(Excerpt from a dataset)
>>>>>
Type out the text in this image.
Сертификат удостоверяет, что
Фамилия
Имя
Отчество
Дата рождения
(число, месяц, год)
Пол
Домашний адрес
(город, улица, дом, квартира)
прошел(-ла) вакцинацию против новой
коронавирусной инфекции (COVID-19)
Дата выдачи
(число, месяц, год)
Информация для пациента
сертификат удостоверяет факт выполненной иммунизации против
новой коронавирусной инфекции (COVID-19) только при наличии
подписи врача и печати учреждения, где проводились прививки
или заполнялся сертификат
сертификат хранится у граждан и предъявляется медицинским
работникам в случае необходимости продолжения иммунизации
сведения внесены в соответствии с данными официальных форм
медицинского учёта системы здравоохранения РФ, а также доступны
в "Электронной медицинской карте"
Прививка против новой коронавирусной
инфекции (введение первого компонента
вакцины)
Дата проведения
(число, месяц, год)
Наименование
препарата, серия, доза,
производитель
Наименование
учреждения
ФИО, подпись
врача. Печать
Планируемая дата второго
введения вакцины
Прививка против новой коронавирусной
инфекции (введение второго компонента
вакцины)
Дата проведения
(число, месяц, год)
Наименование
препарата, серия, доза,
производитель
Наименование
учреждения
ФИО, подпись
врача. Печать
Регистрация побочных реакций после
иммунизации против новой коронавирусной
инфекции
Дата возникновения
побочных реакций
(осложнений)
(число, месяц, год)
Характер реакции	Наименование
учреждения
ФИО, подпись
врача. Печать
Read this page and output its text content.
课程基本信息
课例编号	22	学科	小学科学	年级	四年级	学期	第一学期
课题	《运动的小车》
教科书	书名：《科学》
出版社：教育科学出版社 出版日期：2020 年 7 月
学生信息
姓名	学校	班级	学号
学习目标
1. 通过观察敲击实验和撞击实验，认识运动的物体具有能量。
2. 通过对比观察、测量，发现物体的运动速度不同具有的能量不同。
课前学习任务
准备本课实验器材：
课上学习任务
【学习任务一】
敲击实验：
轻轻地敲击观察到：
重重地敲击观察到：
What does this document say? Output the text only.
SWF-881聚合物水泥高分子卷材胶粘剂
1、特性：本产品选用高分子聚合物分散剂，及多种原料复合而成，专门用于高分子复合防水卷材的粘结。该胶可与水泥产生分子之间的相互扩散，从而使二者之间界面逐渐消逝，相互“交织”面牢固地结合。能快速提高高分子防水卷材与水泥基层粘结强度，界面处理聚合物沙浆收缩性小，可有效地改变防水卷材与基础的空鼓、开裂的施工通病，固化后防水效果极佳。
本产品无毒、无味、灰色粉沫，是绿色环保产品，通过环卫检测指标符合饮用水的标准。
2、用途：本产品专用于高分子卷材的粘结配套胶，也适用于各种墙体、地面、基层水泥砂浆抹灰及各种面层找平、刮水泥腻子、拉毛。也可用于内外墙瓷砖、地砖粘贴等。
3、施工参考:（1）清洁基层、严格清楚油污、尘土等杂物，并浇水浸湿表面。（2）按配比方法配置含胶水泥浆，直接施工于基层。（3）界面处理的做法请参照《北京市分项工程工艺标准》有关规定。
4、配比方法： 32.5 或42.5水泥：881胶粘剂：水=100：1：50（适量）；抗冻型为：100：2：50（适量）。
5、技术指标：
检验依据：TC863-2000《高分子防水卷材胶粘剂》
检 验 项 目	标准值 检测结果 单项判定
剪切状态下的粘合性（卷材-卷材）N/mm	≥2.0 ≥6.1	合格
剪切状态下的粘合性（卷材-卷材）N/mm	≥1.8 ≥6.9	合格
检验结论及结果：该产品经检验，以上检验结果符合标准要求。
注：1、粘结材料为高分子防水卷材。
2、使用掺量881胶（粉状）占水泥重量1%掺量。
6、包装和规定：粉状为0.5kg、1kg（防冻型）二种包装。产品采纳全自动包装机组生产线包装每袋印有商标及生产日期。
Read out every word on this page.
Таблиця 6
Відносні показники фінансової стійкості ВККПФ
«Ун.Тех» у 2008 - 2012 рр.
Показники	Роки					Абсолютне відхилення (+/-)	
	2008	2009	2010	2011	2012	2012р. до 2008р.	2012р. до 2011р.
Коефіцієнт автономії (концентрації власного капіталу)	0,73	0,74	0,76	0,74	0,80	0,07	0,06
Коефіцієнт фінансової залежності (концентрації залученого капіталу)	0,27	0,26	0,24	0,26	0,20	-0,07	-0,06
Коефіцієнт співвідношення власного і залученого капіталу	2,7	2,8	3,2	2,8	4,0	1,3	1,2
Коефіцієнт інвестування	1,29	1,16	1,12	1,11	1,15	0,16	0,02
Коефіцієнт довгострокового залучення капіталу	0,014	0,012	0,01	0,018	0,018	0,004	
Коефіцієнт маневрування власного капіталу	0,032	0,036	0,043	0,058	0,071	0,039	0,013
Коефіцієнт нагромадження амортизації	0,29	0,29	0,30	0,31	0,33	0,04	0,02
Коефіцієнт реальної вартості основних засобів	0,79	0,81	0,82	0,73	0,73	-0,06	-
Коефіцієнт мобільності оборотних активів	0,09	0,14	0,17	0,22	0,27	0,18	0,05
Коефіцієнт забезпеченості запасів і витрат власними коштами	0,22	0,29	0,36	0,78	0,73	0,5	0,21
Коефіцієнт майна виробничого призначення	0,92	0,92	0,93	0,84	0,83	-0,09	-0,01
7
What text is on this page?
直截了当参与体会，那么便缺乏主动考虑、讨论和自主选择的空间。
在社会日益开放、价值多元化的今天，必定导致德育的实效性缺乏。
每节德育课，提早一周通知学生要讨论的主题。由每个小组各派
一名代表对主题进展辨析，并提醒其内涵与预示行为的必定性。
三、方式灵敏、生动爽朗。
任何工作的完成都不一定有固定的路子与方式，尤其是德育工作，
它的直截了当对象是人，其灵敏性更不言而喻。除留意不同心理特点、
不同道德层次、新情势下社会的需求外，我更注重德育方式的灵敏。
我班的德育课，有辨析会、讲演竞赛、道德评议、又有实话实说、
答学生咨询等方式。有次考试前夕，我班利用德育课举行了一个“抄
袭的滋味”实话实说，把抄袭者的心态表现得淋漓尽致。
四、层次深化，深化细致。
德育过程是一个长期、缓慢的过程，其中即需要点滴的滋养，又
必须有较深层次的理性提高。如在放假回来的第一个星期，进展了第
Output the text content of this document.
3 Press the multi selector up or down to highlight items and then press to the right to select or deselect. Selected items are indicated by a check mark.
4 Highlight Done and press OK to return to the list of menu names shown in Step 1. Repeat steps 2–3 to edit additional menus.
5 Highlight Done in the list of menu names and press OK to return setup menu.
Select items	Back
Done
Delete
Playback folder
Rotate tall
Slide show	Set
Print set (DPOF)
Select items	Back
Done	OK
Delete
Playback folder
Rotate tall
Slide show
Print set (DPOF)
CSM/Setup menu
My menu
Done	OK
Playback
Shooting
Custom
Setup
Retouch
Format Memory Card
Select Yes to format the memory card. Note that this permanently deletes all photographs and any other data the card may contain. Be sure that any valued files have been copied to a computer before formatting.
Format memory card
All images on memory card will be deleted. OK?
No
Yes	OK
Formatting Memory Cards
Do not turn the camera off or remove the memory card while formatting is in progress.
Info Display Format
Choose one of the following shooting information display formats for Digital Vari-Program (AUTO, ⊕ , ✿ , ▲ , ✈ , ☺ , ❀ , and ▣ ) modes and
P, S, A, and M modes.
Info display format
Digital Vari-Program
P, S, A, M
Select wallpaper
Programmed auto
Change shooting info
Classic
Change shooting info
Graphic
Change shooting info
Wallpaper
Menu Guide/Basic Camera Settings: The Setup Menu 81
<<<<<
_Given request_
Extract the complete set of records unchanged.

_Solution below_
Type out the text in this image.
Сертификат удостоверяет, что
Фамилия
Имя
Отчество
Дата рождения
(число, месяц, год)
Пол
Домашний адрес
(город, улица, дом, квартира)
прошел(-ла) вакцинацию против новой
коронавирусной инфекции (COVID-19)
Дата выдачи
(число, месяц, год)
Информация для пациента
сертификат удостоверяет факт выполненной иммунизации против
новой коронавирусной инфекции (COVID-19) только при наличии
подписи врача и печати учреждения, где проводились прививки
или заполнялся сертификат
сертификат хранится у граждан и предъявляется медицинским
работникам в случае необходимости продолжения иммунизации
сведения внесены в соответствии с данными официальных форм
медицинского учёта системы здравоохранения РФ, а также доступны
в "Электронной медицинской карте"
Прививка против новой коронавирусной
инфекции (введение первого компонента
вакцины)
Дата проведения
(число, месяц, год)
Наименование
препарата, серия, доза,
производитель
Наименование
учреждения
ФИО, подпись
врача. Печать
Планируемая дата второго
введения вакцины
Прививка против новой коронавирусной
инфекции (введение второго компонента
вакцины)
Дата проведения
(число, месяц, год)
Наименование
препарата, серия, доза,
производитель
Наименование
учреждения
ФИО, подпись
врача. Печать
Регистрация побочных реакций после
иммунизации против новой коронавирусной
инфекции
Дата возникновения
побочных реакций
(осложнений)
(число, месяц, год)
Характер реакции	Наименование
учреждения
ФИО, подпись
врача. Печать
Read this page and output its text content.
课程基本信息
课例编号	22	学科	小学科学	年级	四年级	学期	第一学期
课题	《运动的小车》
教科书	书名：《科学》
出版社：教育科学出版社 出版日期：2020 年 7 月
学生信息
姓名	学校	班级	学号
学习目标
1. 通过观察敲击实验和撞击实验，认识运动的物体具有能量。
2. 通过对比观察、测量，发现物体的运动速度不同具有的能量不同。
课前学习任务
准备本课实验器材：
课上学习任务
【学习任务一】
敲击实验：
轻轻地敲击观察到：
重重地敲击观察到：
What does this document say? Output the text only.
SWF-881聚合物水泥高分子卷材胶粘剂
1、特性：本产品选用高分子聚合物分散剂，及多种原料复合而成，专门用于高分子复合防水卷材的粘结。该胶可与水泥产生分子之间的相互扩散，从而使二者之间界面逐渐消逝，相互“交织”面牢固地结合。能快速提高高分子防水卷材与水泥基层粘结强度，界面处理聚合物沙浆收缩性小，可有效地改变防水卷材与基础的空鼓、开裂的施工通病，固化后防水效果极佳。
本产品无毒、无味、灰色粉沫，是绿色环保产品，通过环卫检测指标符合饮用水的标准。
2、用途：本产品专用于高分子卷材的粘结配套胶，也适用于各种墙体、地面、基层水泥砂浆抹灰及各种面层找平、刮水泥腻子、拉毛。也可用于内外墙瓷砖、地砖粘贴等。
3、施工参考:（1）清洁基层、严格清楚油污、尘土等杂物，并浇水浸湿表面。（2）按配比方法配置含胶水泥浆，直接施工于基层。（3）界面处理的做法请参照《北京市分项工程工艺标准》有关规定。
4、配比方法： 32.5 或42.5水泥：881胶粘剂：水=100：1：50（适量）；抗冻型为：100：2：50（适量）。
5、技术指标：
检验依据：TC863-2000《高分子防水卷材胶粘剂》
检 验 项 目	标准值 检测结果 单项判定
剪切状态下的粘合性（卷材-卷材）N/mm	≥2.0 ≥6.1	合格
剪切状态下的粘合性（卷材-卷材）N/mm	≥1.8 ≥6.9	合格
检验结论及结果：该产品经检验，以上检验结果符合标准要求。
注：1、粘结材料为高分子防水卷材。
2、使用掺量881胶（粉状）占水泥重量1%掺量。
6、包装和规定：粉状为0.5kg、1kg（防冻型）二种包装。产品采纳全自动包装机组生产线包装每袋印有商标及生产日期。
Read out every word on this page.
Таблиця 6
Відносні показники фінансової стійкості ВККПФ
«Ун.Тех» у 2008 - 2012 рр.
Показники	Роки					Абсолютне відхилення (+/-)	
	2008	2009	2010	2011	2012	2012р. до 2008р.	2012р. до 2011р.
Коефіцієнт автономії (концентрації власного капіталу)	0,73	0,74	0,76	0,74	0,80	0,07	0,06
Коефіцієнт фінансової залежності (концентрації залученого капіталу)	0,27	0,26	0,24	0,26	0,20	-0,07	-0,06
Коефіцієнт співвідношення власного і залученого капіталу	2,7	2,8	3,2	2,8	4,0	1,3	1,2
Коефіцієнт інвестування	1,29	1,16	1,12	1,11	1,15	0,16	0,02
Коефіцієнт довгострокового залучення капіталу	0,014	0,012	0,01	0,018	0,018	0,004	
Коефіцієнт маневрування власного капіталу	0,032	0,036	0,043	0,058	0,071	0,039	0,013
Коефіцієнт нагромадження амортизації	0,29	0,29	0,30	0,31	0,33	0,04	0,02
Коефіцієнт реальної вартості основних засобів	0,79	0,81	0,82	0,73	0,73	-0,06	-
Коефіцієнт мобільності оборотних активів	0,09	0,14	0,17	0,22	0,27	0,18	0,05
Коефіцієнт забезпеченості запасів і витрат власними коштами	0,22	0,29	0,36	0,78	0,73	0,5	0,21
Коефіцієнт майна виробничого призначення	0,92	0,92	0,93	0,84	0,83	-0,09	-0,01
7
What text is on this page?
直截了当参与体会，那么便缺乏主动考虑、讨论和自主选择的空间。
在社会日益开放、价值多元化的今天，必定导致德育的实效性缺乏。
每节德育课，提早一周通知学生要讨论的主题。由每个小组各派
一名代表对主题进展辨析，并提醒其内涵与预示行为的必定性。
三、方式灵敏、生动爽朗。
任何工作的完成都不一定有固定的路子与方式，尤其是德育工作，
它的直截了当对象是人，其灵敏性更不言而喻。除留意不同心理特点、
不同道德层次、新情势下社会的需求外，我更注重德育方式的灵敏。
我班的德育课，有辨析会、讲演竞赛、道德评议、又有实话实说、
答学生咨询等方式。有次考试前夕，我班利用德育课举行了一个“抄
袭的滋味”实话实说，把抄袭者的心态表现得淋漓尽致。
四、层次深化，深化细致。
德育过程是一个长期、缓慢的过程，其中即需要点滴的滋养，又
必须有较深层次的理性提高。如在放假回来的第一个星期，进展了第
Output the text content of this document.
3 Press the multi selector up or down to highlight items and then press to the right to select or deselect. Selected items are indicated by a check mark.
4 Highlight Done and press OK to return to the list of menu names shown in Step 1. Repeat steps 2–3 to edit additional menus.
5 Highlight Done in the list of menu names and press OK to return setup menu.
Select items	Back
Done
Delete
Playback folder
Rotate tall
Slide show	Set
Print set (DPOF)
Select items	Back
Done	OK
Delete
Playback folder
Rotate tall
Slide show
Print set (DPOF)
CSM/Setup menu
My menu
Done	OK
Playback
Shooting
Custom
Setup
Retouch
Format Memory Card
Select Yes to format the memory card. Note that this permanently deletes all photographs and any other data the card may contain. Be sure that any valued files have been copied to a computer before formatting.
Format memory card
All images on memory card will be deleted. OK?
No
Yes	OK
Formatting Memory Cards
Do not turn the camera off or remove the memory card while formatting is in progress.
Info Display Format
Choose one of the following shooting information display formats for Digital Vari-Program (AUTO, ⊕ , ✿ , ▲ , ✈ , ☺ , ❀ , and ▣ ) modes and
P, S, A, and M modes.
Info display format
Digital Vari-Program
P, S, A, M
Select wallpaper
Programmed auto
Change shooting info
Classic
Change shooting info
Graphic
Change shooting info
Wallpaper
Menu Guide/Basic Camera Settings: The Setup Menu 81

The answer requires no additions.